Exercise description >> Word for word, copy out every line of the records, omitting each picture.
/---
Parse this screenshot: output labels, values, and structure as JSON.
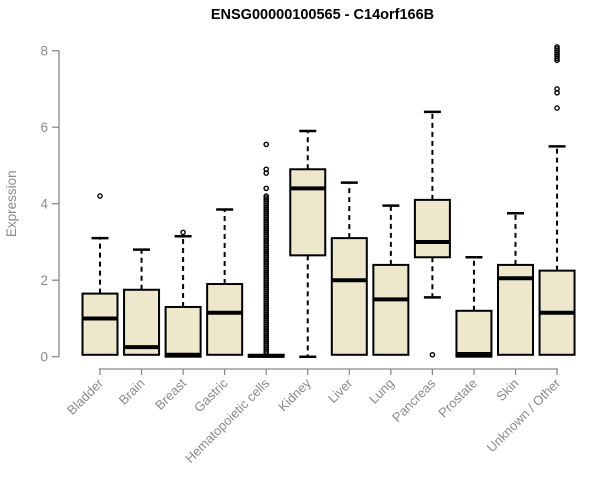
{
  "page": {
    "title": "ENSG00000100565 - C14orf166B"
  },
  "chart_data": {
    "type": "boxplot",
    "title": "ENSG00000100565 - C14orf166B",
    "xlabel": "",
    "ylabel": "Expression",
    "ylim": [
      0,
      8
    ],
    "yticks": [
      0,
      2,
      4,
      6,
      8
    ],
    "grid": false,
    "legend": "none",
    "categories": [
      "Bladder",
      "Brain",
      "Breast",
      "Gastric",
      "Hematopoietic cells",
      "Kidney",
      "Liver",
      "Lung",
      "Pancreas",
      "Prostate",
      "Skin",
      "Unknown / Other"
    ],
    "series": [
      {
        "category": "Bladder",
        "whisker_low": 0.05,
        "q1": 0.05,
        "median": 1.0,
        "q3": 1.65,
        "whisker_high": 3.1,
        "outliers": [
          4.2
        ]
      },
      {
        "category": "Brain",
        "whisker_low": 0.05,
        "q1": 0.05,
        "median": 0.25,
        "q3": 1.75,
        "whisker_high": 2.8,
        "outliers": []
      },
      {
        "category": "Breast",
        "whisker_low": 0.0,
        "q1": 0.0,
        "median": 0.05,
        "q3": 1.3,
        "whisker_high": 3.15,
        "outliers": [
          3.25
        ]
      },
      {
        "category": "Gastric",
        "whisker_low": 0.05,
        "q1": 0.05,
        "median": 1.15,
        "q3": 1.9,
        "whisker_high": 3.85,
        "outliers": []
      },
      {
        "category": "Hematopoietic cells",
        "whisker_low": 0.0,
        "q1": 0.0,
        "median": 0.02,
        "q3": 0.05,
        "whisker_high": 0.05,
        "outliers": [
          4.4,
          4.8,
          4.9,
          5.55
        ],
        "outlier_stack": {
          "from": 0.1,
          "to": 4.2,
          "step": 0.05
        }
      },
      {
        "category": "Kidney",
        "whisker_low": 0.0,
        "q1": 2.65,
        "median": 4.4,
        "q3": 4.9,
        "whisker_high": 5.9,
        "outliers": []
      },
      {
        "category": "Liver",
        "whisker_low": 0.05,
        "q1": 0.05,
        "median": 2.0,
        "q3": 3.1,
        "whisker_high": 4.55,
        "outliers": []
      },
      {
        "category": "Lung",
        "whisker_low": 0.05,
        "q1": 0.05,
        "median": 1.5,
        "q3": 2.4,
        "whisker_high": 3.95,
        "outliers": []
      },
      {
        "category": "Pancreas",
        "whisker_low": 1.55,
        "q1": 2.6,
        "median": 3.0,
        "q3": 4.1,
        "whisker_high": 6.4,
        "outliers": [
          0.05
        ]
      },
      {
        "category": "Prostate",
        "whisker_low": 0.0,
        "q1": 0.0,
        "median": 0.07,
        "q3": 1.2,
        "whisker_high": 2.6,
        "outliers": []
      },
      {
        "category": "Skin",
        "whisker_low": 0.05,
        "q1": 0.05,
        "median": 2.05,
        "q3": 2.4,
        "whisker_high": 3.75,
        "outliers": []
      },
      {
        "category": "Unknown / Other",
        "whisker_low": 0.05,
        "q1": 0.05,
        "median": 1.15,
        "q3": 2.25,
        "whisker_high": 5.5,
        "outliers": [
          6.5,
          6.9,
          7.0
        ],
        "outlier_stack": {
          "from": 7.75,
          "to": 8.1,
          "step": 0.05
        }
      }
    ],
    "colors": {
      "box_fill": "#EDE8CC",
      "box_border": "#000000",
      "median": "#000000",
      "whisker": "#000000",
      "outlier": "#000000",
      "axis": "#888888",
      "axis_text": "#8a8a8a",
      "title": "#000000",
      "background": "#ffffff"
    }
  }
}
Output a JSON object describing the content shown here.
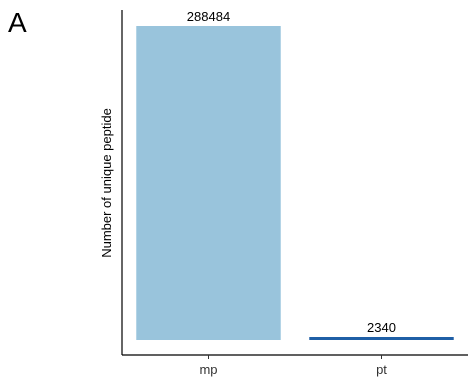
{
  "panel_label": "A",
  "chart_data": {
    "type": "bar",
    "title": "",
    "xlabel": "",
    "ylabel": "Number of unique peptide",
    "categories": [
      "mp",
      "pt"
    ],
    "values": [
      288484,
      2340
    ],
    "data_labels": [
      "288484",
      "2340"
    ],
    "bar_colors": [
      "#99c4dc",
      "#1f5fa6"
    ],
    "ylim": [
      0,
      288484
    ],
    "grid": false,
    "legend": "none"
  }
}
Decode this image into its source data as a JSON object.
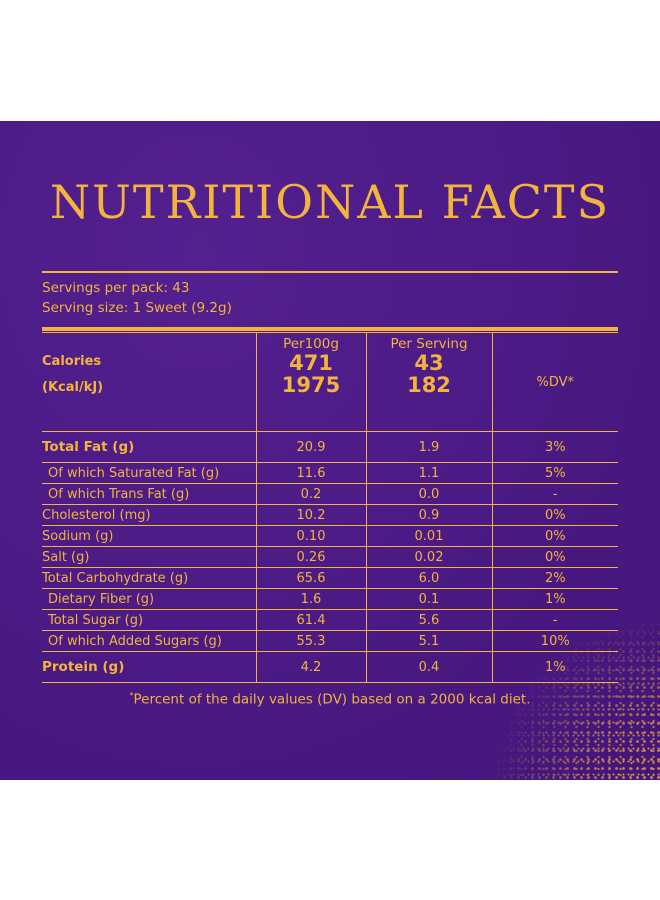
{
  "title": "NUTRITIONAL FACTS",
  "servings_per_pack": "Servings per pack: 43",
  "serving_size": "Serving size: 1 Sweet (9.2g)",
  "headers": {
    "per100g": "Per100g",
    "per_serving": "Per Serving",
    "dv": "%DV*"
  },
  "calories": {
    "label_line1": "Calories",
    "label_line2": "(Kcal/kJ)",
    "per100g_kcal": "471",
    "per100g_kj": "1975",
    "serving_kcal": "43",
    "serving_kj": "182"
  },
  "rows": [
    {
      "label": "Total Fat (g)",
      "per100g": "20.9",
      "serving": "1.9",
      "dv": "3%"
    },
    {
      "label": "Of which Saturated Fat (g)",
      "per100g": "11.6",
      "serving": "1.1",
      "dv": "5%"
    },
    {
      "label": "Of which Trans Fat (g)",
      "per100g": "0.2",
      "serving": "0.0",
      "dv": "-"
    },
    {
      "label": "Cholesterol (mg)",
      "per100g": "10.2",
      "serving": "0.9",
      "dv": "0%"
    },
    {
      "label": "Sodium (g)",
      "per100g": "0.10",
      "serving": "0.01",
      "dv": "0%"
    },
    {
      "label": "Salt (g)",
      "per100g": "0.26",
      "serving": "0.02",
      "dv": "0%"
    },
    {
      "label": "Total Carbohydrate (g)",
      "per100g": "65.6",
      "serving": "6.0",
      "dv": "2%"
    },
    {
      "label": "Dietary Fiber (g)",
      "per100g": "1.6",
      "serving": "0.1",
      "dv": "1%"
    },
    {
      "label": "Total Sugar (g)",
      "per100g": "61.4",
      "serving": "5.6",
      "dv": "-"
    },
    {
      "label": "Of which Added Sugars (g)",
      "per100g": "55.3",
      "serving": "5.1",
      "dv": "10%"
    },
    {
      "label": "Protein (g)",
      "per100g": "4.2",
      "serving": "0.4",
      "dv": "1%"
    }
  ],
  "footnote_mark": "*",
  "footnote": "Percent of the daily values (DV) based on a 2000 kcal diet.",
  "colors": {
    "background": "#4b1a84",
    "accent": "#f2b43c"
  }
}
\---
Response to the exercise >>
Parse this screenshot: output labels, values, and structure as JSON.
{
  "page": {
    "title": "ENSG00000100565 - C14orf166B"
  },
  "chart_data": {
    "type": "boxplot",
    "title": "ENSG00000100565 - C14orf166B",
    "xlabel": "",
    "ylabel": "Expression",
    "ylim": [
      0,
      8
    ],
    "yticks": [
      0,
      2,
      4,
      6,
      8
    ],
    "grid": false,
    "legend": "none",
    "categories": [
      "Bladder",
      "Brain",
      "Breast",
      "Gastric",
      "Hematopoietic cells",
      "Kidney",
      "Liver",
      "Lung",
      "Pancreas",
      "Prostate",
      "Skin",
      "Unknown / Other"
    ],
    "series": [
      {
        "category": "Bladder",
        "whisker_low": 0.05,
        "q1": 0.05,
        "median": 1.0,
        "q3": 1.65,
        "whisker_high": 3.1,
        "outliers": [
          4.2
        ]
      },
      {
        "category": "Brain",
        "whisker_low": 0.05,
        "q1": 0.05,
        "median": 0.25,
        "q3": 1.75,
        "whisker_high": 2.8,
        "outliers": []
      },
      {
        "category": "Breast",
        "whisker_low": 0.0,
        "q1": 0.0,
        "median": 0.05,
        "q3": 1.3,
        "whisker_high": 3.15,
        "outliers": [
          3.25
        ]
      },
      {
        "category": "Gastric",
        "whisker_low": 0.05,
        "q1": 0.05,
        "median": 1.15,
        "q3": 1.9,
        "whisker_high": 3.85,
        "outliers": []
      },
      {
        "category": "Hematopoietic cells",
        "whisker_low": 0.0,
        "q1": 0.0,
        "median": 0.02,
        "q3": 0.05,
        "whisker_high": 0.05,
        "outliers": [
          4.4,
          4.8,
          4.9,
          5.55
        ],
        "outlier_stack": {
          "from": 0.1,
          "to": 4.2,
          "step": 0.05
        }
      },
      {
        "category": "Kidney",
        "whisker_low": 0.0,
        "q1": 2.65,
        "median": 4.4,
        "q3": 4.9,
        "whisker_high": 5.9,
        "outliers": []
      },
      {
        "category": "Liver",
        "whisker_low": 0.05,
        "q1": 0.05,
        "median": 2.0,
        "q3": 3.1,
        "whisker_high": 4.55,
        "outliers": []
      },
      {
        "category": "Lung",
        "whisker_low": 0.05,
        "q1": 0.05,
        "median": 1.5,
        "q3": 2.4,
        "whisker_high": 3.95,
        "outliers": []
      },
      {
        "category": "Pancreas",
        "whisker_low": 1.55,
        "q1": 2.6,
        "median": 3.0,
        "q3": 4.1,
        "whisker_high": 6.4,
        "outliers": [
          0.05
        ]
      },
      {
        "category": "Prostate",
        "whisker_low": 0.0,
        "q1": 0.0,
        "median": 0.07,
        "q3": 1.2,
        "whisker_high": 2.6,
        "outliers": []
      },
      {
        "category": "Skin",
        "whisker_low": 0.05,
        "q1": 0.05,
        "median": 2.05,
        "q3": 2.4,
        "whisker_high": 3.75,
        "outliers": []
      },
      {
        "category": "Unknown / Other",
        "whisker_low": 0.05,
        "q1": 0.05,
        "median": 1.15,
        "q3": 2.25,
        "whisker_high": 5.5,
        "outliers": [
          6.5,
          6.9,
          7.0
        ],
        "outlier_stack": {
          "from": 7.75,
          "to": 8.1,
          "step": 0.05
        }
      }
    ],
    "colors": {
      "box_fill": "#EDE8CC",
      "box_border": "#000000",
      "median": "#000000",
      "whisker": "#000000",
      "outlier": "#000000",
      "axis": "#888888",
      "axis_text": "#8a8a8a",
      "title": "#000000",
      "background": "#ffffff"
    }
  }
}
Output a JSON object describing the content shown here.
{
  "panel_label": "A",
  "chart_data": {
    "type": "bar",
    "title": "",
    "xlabel": "",
    "ylabel": "Number of unique peptide",
    "categories": [
      "mp",
      "pt"
    ],
    "values": [
      288484,
      2340
    ],
    "data_labels": [
      "288484",
      "2340"
    ],
    "bar_colors": [
      "#99c4dc",
      "#1f5fa6"
    ],
    "ylim": [
      0,
      288484
    ],
    "grid": false,
    "legend": "none"
  }
}
Decode this image into its source data as a JSON object.
{
  "title": "NUTRITIONAL FACTS",
  "servings_per_pack": "Servings per pack: 43",
  "serving_size": "Serving size: 1 Sweet (9.2g)",
  "headers": {
    "per100g": "Per100g",
    "per_serving": "Per Serving",
    "dv": "%DV*"
  },
  "calories": {
    "label_line1": "Calories",
    "label_line2": "(Kcal/kJ)",
    "per100g_kcal": "471",
    "per100g_kj": "1975",
    "serving_kcal": "43",
    "serving_kj": "182"
  },
  "rows": [
    {
      "label": "Total Fat (g)",
      "per100g": "20.9",
      "serving": "1.9",
      "dv": "3%"
    },
    {
      "label": "Of which Saturated Fat (g)",
      "per100g": "11.6",
      "serving": "1.1",
      "dv": "5%"
    },
    {
      "label": "Of which Trans Fat (g)",
      "per100g": "0.2",
      "serving": "0.0",
      "dv": "-"
    },
    {
      "label": "Cholesterol (mg)",
      "per100g": "10.2",
      "serving": "0.9",
      "dv": "0%"
    },
    {
      "label": "Sodium (g)",
      "per100g": "0.10",
      "serving": "0.01",
      "dv": "0%"
    },
    {
      "label": "Salt (g)",
      "per100g": "0.26",
      "serving": "0.02",
      "dv": "0%"
    },
    {
      "label": "Total Carbohydrate (g)",
      "per100g": "65.6",
      "serving": "6.0",
      "dv": "2%"
    },
    {
      "label": "Dietary Fiber (g)",
      "per100g": "1.6",
      "serving": "0.1",
      "dv": "1%"
    },
    {
      "label": "Total Sugar (g)",
      "per100g": "61.4",
      "serving": "5.6",
      "dv": "-"
    },
    {
      "label": "Of which Added Sugars (g)",
      "per100g": "55.3",
      "serving": "5.1",
      "dv": "10%"
    },
    {
      "label": "Protein (g)",
      "per100g": "4.2",
      "serving": "0.4",
      "dv": "1%"
    }
  ],
  "footnote_mark": "*",
  "footnote": "Percent of the daily values (DV) based on a 2000 kcal diet.",
  "colors": {
    "background": "#4b1a84",
    "accent": "#f2b43c"
  }
}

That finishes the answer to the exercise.